YOUR INSTRUCTIONS: Print the records below word for word, but leave out the pictures.

Dataset records

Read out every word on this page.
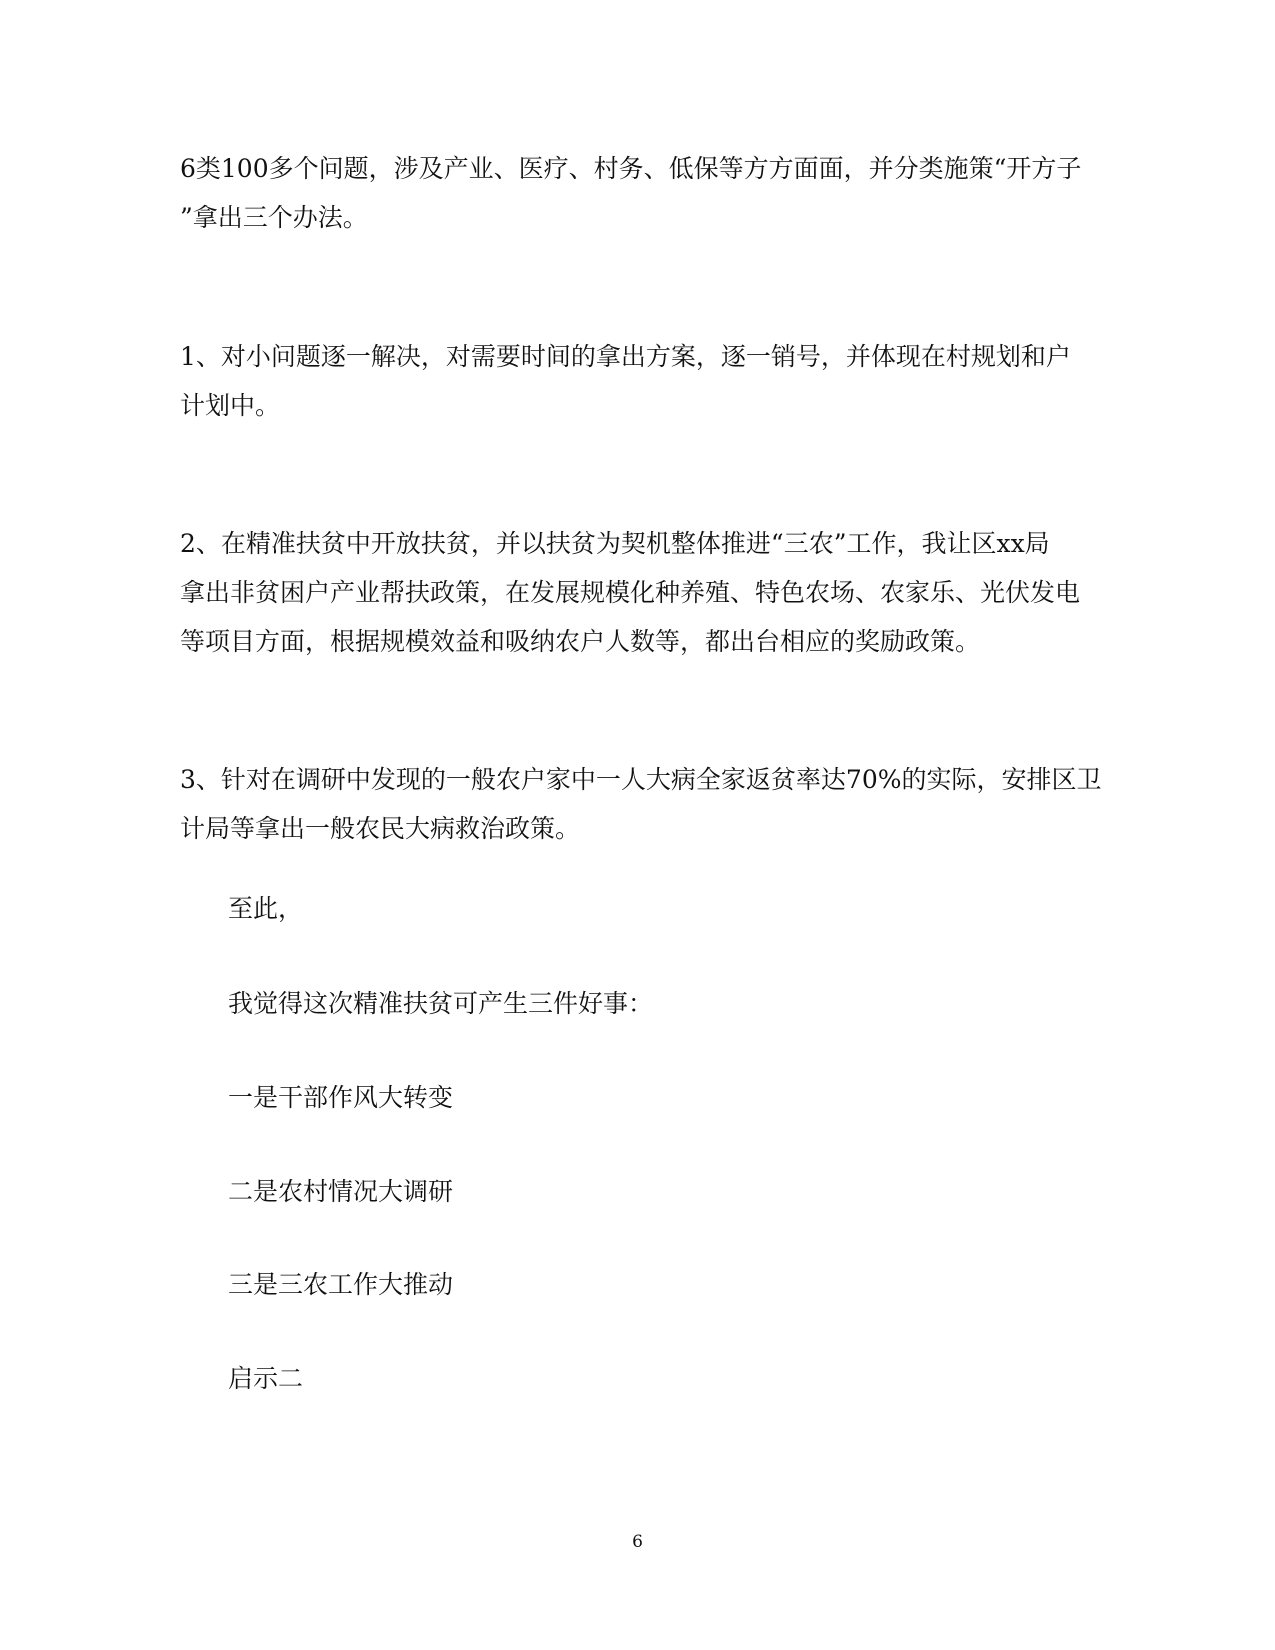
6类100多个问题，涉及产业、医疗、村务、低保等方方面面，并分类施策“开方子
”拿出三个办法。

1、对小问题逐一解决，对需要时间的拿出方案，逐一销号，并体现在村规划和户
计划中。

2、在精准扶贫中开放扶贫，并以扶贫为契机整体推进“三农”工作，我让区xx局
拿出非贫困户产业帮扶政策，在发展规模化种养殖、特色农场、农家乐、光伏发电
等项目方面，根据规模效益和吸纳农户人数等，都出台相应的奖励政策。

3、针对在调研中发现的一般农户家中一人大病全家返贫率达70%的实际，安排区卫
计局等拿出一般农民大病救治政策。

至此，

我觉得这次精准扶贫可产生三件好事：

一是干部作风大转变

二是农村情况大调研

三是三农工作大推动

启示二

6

SOLVED EXERCISE:
Read out every word on this page.
6类100多个问题，涉及产业、医疗、村务、低保等方方面面，并分类施策“开方子
”拿出三个办法。

1、对小问题逐一解决，对需要时间的拿出方案，逐一销号，并体现在村规划和户
计划中。

2、在精准扶贫中开放扶贫，并以扶贫为契机整体推进“三农”工作，我让区xx局
拿出非贫困户产业帮扶政策，在发展规模化种养殖、特色农场、农家乐、光伏发电
等项目方面，根据规模效益和吸纳农户人数等，都出台相应的奖励政策。

3、针对在调研中发现的一般农户家中一人大病全家返贫率达70%的实际，安排区卫
计局等拿出一般农民大病救治政策。

至此，

我觉得这次精准扶贫可产生三件好事：

一是干部作风大转变

二是农村情况大调研

三是三农工作大推动

启示二

6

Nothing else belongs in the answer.